Text excerpt:
################
What is tested in GMAT Focus Quantitative and Verbal sections?
GMAT Focus Quantitative Reasoning contains 21 Problem Solving questions in 45 minutes covering arithmetic, algebra, geometry, and word problems. GMAT Focus Verbal Reasoning contains 23 questions in 45 minutes — only Critical Reasoning and Reading Comprehension, with no Sentence Correction. Sentence Correction was removed entirely in the Focus Edition. Critical Reasoning is the unique GMAT question type that tests formal logical reasoning, while RC tests analytical reading of dense business and social science passages.
The GMAT Focus Edition's Quantitative and Verbal sections are substantially redesigned from their predecessors. Quantitative retained Problem Solving as its only question type — Quantitative Comparison was removed (that format belongs to GRE). Verbal underwent the more dramatic change: Sentence Correction was eliminated entirely, and the section is now composed exclusively of Critical Reasoning and Reading Comprehension questions. This guide addresses each format in depth, with pacing strategies, error taxonomies, and the strategic approach that differentiates high scores from average ones.
GMAT Focus Quantitative Reasoning: Structure and Content
Section Overview
| Feature | Specification |
|---|---|
| Question type | Problem Solving only |
| Question count | 21 |
| Time | 45 minutes |
| Average time per question | ~128 seconds (2 min 8 sec) |
| Score scale | 60-90 |
| Calculator | Not provided |
No calculator is provided on GMAT Quant. This is a meaningful constraint that shapes test design: questions requiring computations beyond mental arithmetic are avoided, and calculation-efficiency is a tested skill.
################
Collected data:
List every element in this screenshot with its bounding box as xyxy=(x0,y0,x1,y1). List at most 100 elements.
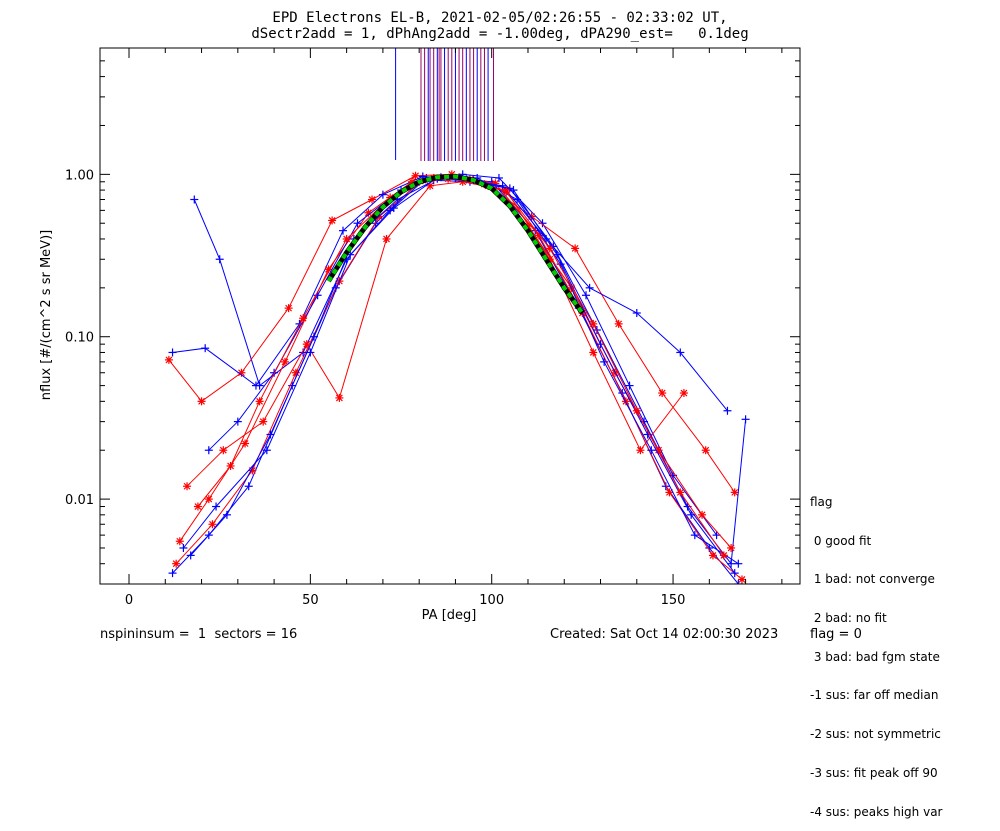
################
Answer these from the GMAT Focus excerpt above, one line each:
(a) How many questions does the Verbal Reasoning section contain, and in how much time?
(b) Which question type was removed from the Quantitative section?
(c) What score scale does the Quantitative Reasoning table list?

(a) 23 questions in 45 minutes.
(b) Quantitative Comparison.
(c) 60-90.